## WORK TO BE COMPLETED
List every line below containing "JSON".

## SOURCE DATA
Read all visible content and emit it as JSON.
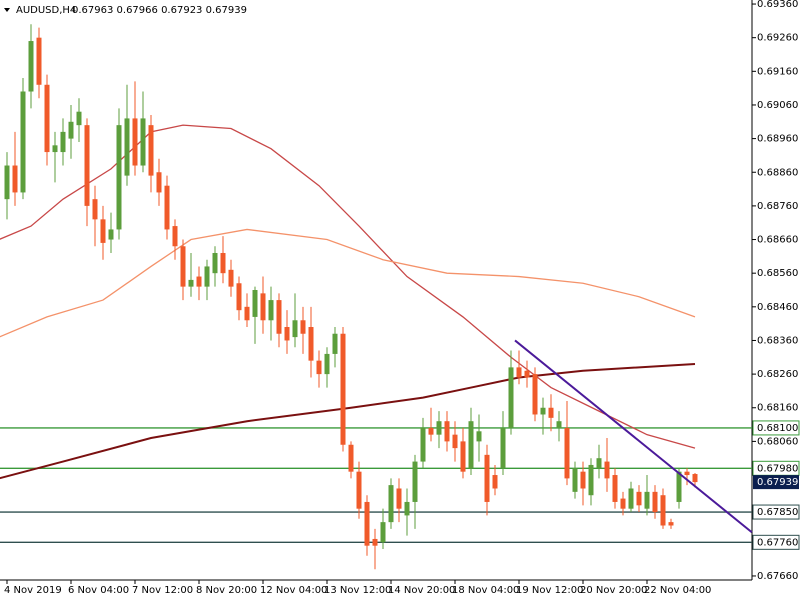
{
  "chart_data": {
    "type": "candlestick",
    "title": "AUDUSD,H4",
    "subtitle": "0.67963 0.67966 0.67923 0.67939",
    "categories": [
      "4 Nov 2019",
      null,
      null,
      null,
      null,
      null,
      null,
      null,
      "6 Nov 04:00",
      null,
      null,
      null,
      null,
      null,
      null,
      null,
      "7 Nov 12:00",
      null,
      null,
      null,
      null,
      null,
      null,
      null,
      "8 Nov 20:00",
      null,
      null,
      null,
      null,
      null,
      null,
      null,
      "12 Nov 04:00",
      null,
      null,
      null,
      null,
      null,
      null,
      null,
      "13 Nov 12:00",
      null,
      null,
      null,
      null,
      null,
      null,
      null,
      "14 Nov 20:00",
      null,
      null,
      null,
      null,
      null,
      null,
      null,
      "18 Nov 04:00",
      null,
      null,
      null,
      null,
      null,
      null,
      null,
      "19 Nov 12:00",
      null,
      null,
      null,
      null,
      null,
      null,
      null,
      "20 Nov 20:00",
      null,
      null,
      null,
      null,
      null,
      null,
      null,
      "22 Nov 04:00",
      null,
      null,
      null,
      null,
      null,
      null
    ],
    "open": [
      0.6878,
      0.6888,
      0.688,
      0.691,
      0.6926,
      0.6912,
      0.6892,
      0.6892,
      0.6896,
      0.69,
      0.69,
      0.6878,
      0.6872,
      0.6866,
      0.6869,
      0.6885,
      0.6902,
      0.6888,
      0.69,
      0.6886,
      0.6882,
      0.687,
      0.6864,
      0.6852,
      0.6855,
      0.6852,
      0.6856,
      0.6862,
      0.6857,
      0.6853,
      0.6846,
      0.6843,
      0.685,
      0.6842,
      0.6848,
      0.684,
      0.6837,
      0.6842,
      0.684,
      0.683,
      0.6826,
      0.6832,
      0.6838,
      0.6805,
      0.6797,
      0.6788,
      0.6777,
      0.6776,
      0.6782,
      0.6792,
      0.6784,
      0.6788,
      0.68,
      0.681,
      0.6808,
      0.6812,
      0.6808,
      0.6806,
      0.6798,
      0.6806,
      0.6802,
      0.6796,
      0.6798,
      0.681,
      0.6828,
      0.6827,
      0.6826,
      0.6814,
      0.6816,
      0.681,
      0.681,
      0.6791,
      0.6797,
      0.679,
      0.6798,
      0.68,
      0.6796,
      0.6789,
      0.6786,
      0.6791,
      0.6786,
      0.6791,
      0.679,
      0.6782,
      0.6788,
      0.6797,
      0.67963
    ],
    "high": [
      0.6892,
      0.6898,
      0.6914,
      0.693,
      0.6929,
      0.6915,
      0.6898,
      0.6902,
      0.6906,
      0.6908,
      0.6902,
      0.6882,
      0.6876,
      0.6874,
      0.6905,
      0.6912,
      0.6913,
      0.691,
      0.6903,
      0.689,
      0.6885,
      0.6872,
      0.6866,
      0.6862,
      0.6858,
      0.686,
      0.6864,
      0.6867,
      0.686,
      0.6855,
      0.685,
      0.6852,
      0.6855,
      0.6852,
      0.685,
      0.6845,
      0.685,
      0.6846,
      0.6846,
      0.6833,
      0.6834,
      0.684,
      0.684,
      0.6806,
      0.68,
      0.679,
      0.678,
      0.6786,
      0.6795,
      0.6795,
      0.6792,
      0.6802,
      0.6813,
      0.6816,
      0.6815,
      0.6815,
      0.6812,
      0.681,
      0.6816,
      0.6814,
      0.6805,
      0.6799,
      0.6815,
      0.6833,
      0.6833,
      0.683,
      0.6828,
      0.6819,
      0.682,
      0.6815,
      0.6818,
      0.68,
      0.68,
      0.6801,
      0.6805,
      0.6807,
      0.6798,
      0.6791,
      0.6794,
      0.6793,
      0.6796,
      0.6793,
      0.6792,
      0.6783,
      0.6798,
      0.6798,
      0.67966
    ],
    "low": [
      0.6872,
      0.6876,
      0.6878,
      0.6905,
      0.6908,
      0.6888,
      0.6883,
      0.6888,
      0.689,
      0.6895,
      0.687,
      0.6864,
      0.686,
      0.6862,
      0.6866,
      0.6882,
      0.6885,
      0.6886,
      0.688,
      0.6876,
      0.6866,
      0.686,
      0.6848,
      0.6849,
      0.6848,
      0.6848,
      0.6852,
      0.6853,
      0.6849,
      0.6842,
      0.684,
      0.6835,
      0.6838,
      0.6836,
      0.6834,
      0.6832,
      0.6834,
      0.6832,
      0.6825,
      0.6822,
      0.6822,
      0.6828,
      0.6803,
      0.6795,
      0.6783,
      0.6772,
      0.6768,
      0.6774,
      0.678,
      0.6782,
      0.6778,
      0.678,
      0.6798,
      0.6806,
      0.6804,
      0.6803,
      0.68,
      0.6795,
      0.6796,
      0.68,
      0.6784,
      0.679,
      0.6796,
      0.6808,
      0.6823,
      0.6822,
      0.6812,
      0.6808,
      0.6809,
      0.6806,
      0.6793,
      0.6789,
      0.6787,
      0.6787,
      0.6795,
      0.6791,
      0.6786,
      0.6784,
      0.6785,
      0.6785,
      0.6784,
      0.6783,
      0.678,
      0.678,
      0.6786,
      0.6793,
      0.67923
    ],
    "close": [
      0.6888,
      0.688,
      0.691,
      0.6925,
      0.6912,
      0.6892,
      0.6894,
      0.6898,
      0.6901,
      0.6904,
      0.6876,
      0.6872,
      0.6865,
      0.6869,
      0.69,
      0.6902,
      0.6888,
      0.6902,
      0.6885,
      0.688,
      0.6869,
      0.6864,
      0.6852,
      0.6854,
      0.6852,
      0.6858,
      0.6862,
      0.6856,
      0.6852,
      0.6845,
      0.6842,
      0.6851,
      0.6842,
      0.6848,
      0.6838,
      0.6836,
      0.6842,
      0.6838,
      0.683,
      0.6826,
      0.6832,
      0.6838,
      0.6805,
      0.6797,
      0.6786,
      0.6775,
      0.6775,
      0.6782,
      0.6793,
      0.6786,
      0.6788,
      0.68,
      0.681,
      0.6808,
      0.6812,
      0.6806,
      0.6804,
      0.6797,
      0.6812,
      0.6809,
      0.6788,
      0.6792,
      0.681,
      0.6828,
      0.6825,
      0.6825,
      0.6814,
      0.6816,
      0.6813,
      0.6812,
      0.6795,
      0.6798,
      0.6792,
      0.6799,
      0.6801,
      0.6795,
      0.6788,
      0.6786,
      0.6792,
      0.6787,
      0.6791,
      0.6785,
      0.6781,
      0.6781,
      0.6797,
      0.6796,
      0.67939
    ],
    "up_color": "#5c9e3c",
    "down_color": "#f05a2a",
    "lines": [
      {
        "color": "#c84848",
        "x": [
          -1,
          3,
          7,
          13,
          18,
          22,
          28,
          33,
          39,
          44,
          50,
          57,
          63,
          68,
          74,
          80,
          86
        ],
        "values": [
          0.6866,
          0.687,
          0.6878,
          0.6887,
          0.6898,
          0.69,
          0.6899,
          0.6893,
          0.6882,
          0.687,
          0.6855,
          0.6843,
          0.6831,
          0.6822,
          0.6815,
          0.6808,
          0.6804
        ]
      },
      {
        "color": "#f4926a",
        "x": [
          -1,
          5,
          12,
          18,
          23,
          30,
          40,
          47,
          55,
          64,
          72,
          79,
          86
        ],
        "values": [
          0.6837,
          0.6843,
          0.6848,
          0.6858,
          0.6866,
          0.6869,
          0.6866,
          0.686,
          0.6856,
          0.6855,
          0.6853,
          0.6849,
          0.6843
        ]
      },
      {
        "color": "#7a1010",
        "x": [
          -1,
          7,
          18,
          30,
          43,
          52,
          58,
          64,
          72,
          86
        ],
        "values": [
          0.6795,
          0.68,
          0.6807,
          0.6812,
          0.6816,
          0.6819,
          0.6822,
          0.6825,
          0.6827,
          0.6829
        ]
      }
    ],
    "trendline": {
      "color": "#4b1a9a",
      "x": [
        63.5,
        93.1
      ],
      "values": [
        0.6836,
        0.6779
      ]
    },
    "hlines": [
      {
        "value": 0.681,
        "label": "0.68100",
        "color": "#3a9a3a"
      },
      {
        "value": 0.6798,
        "label": "0.67980",
        "color": "#3a9a3a"
      },
      {
        "value": 0.6785,
        "label": "0.67850",
        "color": "#2f4f4f"
      },
      {
        "value": 0.6776,
        "label": "0.67760",
        "color": "#2f4f4f"
      }
    ],
    "last_price": {
      "value": 0.67939,
      "label": "0.67939",
      "color": "#0b1f4f"
    },
    "xlim": [
      -0.875,
      93.125
    ],
    "ylim": [
      0.67648,
      0.69372
    ],
    "yticks": [
      {
        "value": 0.6936,
        "label": "0.69360"
      },
      {
        "value": 0.6926,
        "label": "0.69260"
      },
      {
        "value": 0.6916,
        "label": "0.69160"
      },
      {
        "value": 0.6906,
        "label": "0.69060"
      },
      {
        "value": 0.6896,
        "label": "0.68960"
      },
      {
        "value": 0.6886,
        "label": "0.68860"
      },
      {
        "value": 0.6876,
        "label": "0.68760"
      },
      {
        "value": 0.6866,
        "label": "0.68660"
      },
      {
        "value": 0.6856,
        "label": "0.68560"
      },
      {
        "value": 0.6846,
        "label": "0.68460"
      },
      {
        "value": 0.6836,
        "label": "0.68360"
      },
      {
        "value": 0.6826,
        "label": "0.68260"
      },
      {
        "value": 0.6816,
        "label": "0.68160"
      },
      {
        "value": 0.6806,
        "label": "0.68060"
      },
      {
        "value": 0.6766,
        "label": "0.67660"
      }
    ]
  }
}
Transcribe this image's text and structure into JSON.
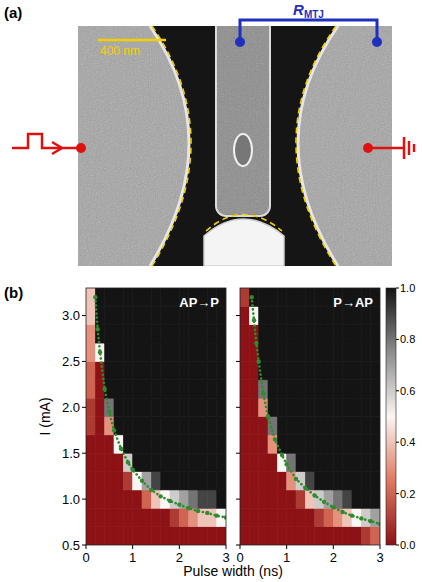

## ANSWER TO THIS TASK
Read all visible content and emit it as JSON.
Transcribe this image's text and structure into JSON.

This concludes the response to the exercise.